Your instructions: Extract the listing below in full, unchanged.

(Recorded data)
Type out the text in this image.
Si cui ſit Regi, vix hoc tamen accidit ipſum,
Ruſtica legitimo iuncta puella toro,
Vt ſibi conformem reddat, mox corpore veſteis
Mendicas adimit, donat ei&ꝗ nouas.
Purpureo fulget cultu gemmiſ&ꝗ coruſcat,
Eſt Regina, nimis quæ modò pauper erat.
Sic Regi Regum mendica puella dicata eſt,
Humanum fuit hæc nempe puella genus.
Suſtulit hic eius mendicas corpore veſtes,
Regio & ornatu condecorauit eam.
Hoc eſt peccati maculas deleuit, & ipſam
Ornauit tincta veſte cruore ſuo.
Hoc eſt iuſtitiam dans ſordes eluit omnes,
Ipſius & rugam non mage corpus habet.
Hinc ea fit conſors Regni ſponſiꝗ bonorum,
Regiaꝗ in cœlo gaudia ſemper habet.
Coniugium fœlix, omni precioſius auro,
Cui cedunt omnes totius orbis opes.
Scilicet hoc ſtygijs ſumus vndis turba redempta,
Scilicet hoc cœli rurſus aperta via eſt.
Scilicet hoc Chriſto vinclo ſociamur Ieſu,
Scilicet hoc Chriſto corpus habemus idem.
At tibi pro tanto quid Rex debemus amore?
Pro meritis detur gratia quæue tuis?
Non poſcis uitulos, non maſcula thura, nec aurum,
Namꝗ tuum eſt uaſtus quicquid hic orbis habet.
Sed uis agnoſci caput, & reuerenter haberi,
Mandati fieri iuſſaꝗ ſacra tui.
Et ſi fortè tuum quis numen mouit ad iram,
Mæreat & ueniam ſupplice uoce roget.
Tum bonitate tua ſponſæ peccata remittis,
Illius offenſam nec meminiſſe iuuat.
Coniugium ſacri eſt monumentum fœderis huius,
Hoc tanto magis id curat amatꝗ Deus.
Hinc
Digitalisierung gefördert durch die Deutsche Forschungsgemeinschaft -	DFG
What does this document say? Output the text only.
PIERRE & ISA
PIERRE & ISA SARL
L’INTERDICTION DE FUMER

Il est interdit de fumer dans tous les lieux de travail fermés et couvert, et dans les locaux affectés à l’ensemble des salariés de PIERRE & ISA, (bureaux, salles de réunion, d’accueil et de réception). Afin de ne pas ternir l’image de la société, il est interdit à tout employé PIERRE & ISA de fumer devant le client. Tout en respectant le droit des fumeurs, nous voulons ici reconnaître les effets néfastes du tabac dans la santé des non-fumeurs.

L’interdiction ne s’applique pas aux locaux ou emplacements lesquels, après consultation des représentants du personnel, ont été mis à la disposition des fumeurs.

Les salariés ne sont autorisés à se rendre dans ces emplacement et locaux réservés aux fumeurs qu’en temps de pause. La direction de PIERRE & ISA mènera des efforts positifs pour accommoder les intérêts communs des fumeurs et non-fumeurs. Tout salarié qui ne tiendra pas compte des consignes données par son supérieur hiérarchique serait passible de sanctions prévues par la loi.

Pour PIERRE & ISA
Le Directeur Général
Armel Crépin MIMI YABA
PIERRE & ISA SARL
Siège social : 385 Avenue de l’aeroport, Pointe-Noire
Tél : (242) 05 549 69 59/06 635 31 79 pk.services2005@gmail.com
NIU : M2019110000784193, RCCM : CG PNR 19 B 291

Output:
Type out the text in this image.
Si cui ſit Regi, vix hoc tamen accidit ipſum,
Ruſtica legitimo iuncta puella toro,
Vt ſibi conformem reddat, mox corpore veſteis
Mendicas adimit, donat ei&ꝗ nouas.
Purpureo fulget cultu gemmiſ&ꝗ coruſcat,
Eſt Regina, nimis quæ modò pauper erat.
Sic Regi Regum mendica puella dicata eſt,
Humanum fuit hæc nempe puella genus.
Suſtulit hic eius mendicas corpore veſtes,
Regio & ornatu condecorauit eam.
Hoc eſt peccati maculas deleuit, & ipſam
Ornauit tincta veſte cruore ſuo.
Hoc eſt iuſtitiam dans ſordes eluit omnes,
Ipſius & rugam non mage corpus habet.
Hinc ea fit conſors Regni ſponſiꝗ bonorum,
Regiaꝗ in cœlo gaudia ſemper habet.
Coniugium fœlix, omni precioſius auro,
Cui cedunt omnes totius orbis opes.
Scilicet hoc ſtygijs ſumus vndis turba redempta,
Scilicet hoc cœli rurſus aperta via eſt.
Scilicet hoc Chriſto vinclo ſociamur Ieſu,
Scilicet hoc Chriſto corpus habemus idem.
At tibi pro tanto quid Rex debemus amore?
Pro meritis detur gratia quæue tuis?
Non poſcis uitulos, non maſcula thura, nec aurum,
Namꝗ tuum eſt uaſtus quicquid hic orbis habet.
Sed uis agnoſci caput, & reuerenter haberi,
Mandati fieri iuſſaꝗ ſacra tui.
Et ſi fortè tuum quis numen mouit ad iram,
Mæreat & ueniam ſupplice uoce roget.
Tum bonitate tua ſponſæ peccata remittis,
Illius offenſam nec meminiſſe iuuat.
Coniugium ſacri eſt monumentum fœderis huius,
Hoc tanto magis id curat amatꝗ Deus.
Hinc
Digitalisierung gefördert durch die Deutsche Forschungsgemeinschaft -	DFG
What does this document say? Output the text only.
PIERRE & ISA
PIERRE & ISA SARL
L’INTERDICTION DE FUMER

Il est interdit de fumer dans tous les lieux de travail fermés et couvert, et dans les locaux affectés à l’ensemble des salariés de PIERRE & ISA, (bureaux, salles de réunion, d’accueil et de réception). Afin de ne pas ternir l’image de la société, il est interdit à tout employé PIERRE & ISA de fumer devant le client. Tout en respectant le droit des fumeurs, nous voulons ici reconnaître les effets néfastes du tabac dans la santé des non-fumeurs.

L’interdiction ne s’applique pas aux locaux ou emplacements lesquels, après consultation des représentants du personnel, ont été mis à la disposition des fumeurs.

Les salariés ne sont autorisés à se rendre dans ces emplacement et locaux réservés aux fumeurs qu’en temps de pause. La direction de PIERRE & ISA mènera des efforts positifs pour accommoder les intérêts communs des fumeurs et non-fumeurs. Tout salarié qui ne tiendra pas compte des consignes données par son supérieur hiérarchique serait passible de sanctions prévues par la loi.

Pour PIERRE & ISA
Le Directeur Général
Armel Crépin MIMI YABA
PIERRE & ISA SARL
Siège social : 385 Avenue de l’aeroport, Pointe-Noire
Tél : (242) 05 549 69 59/06 635 31 79 pk.services2005@gmail.com
NIU : M2019110000784193, RCCM : CG PNR 19 B 291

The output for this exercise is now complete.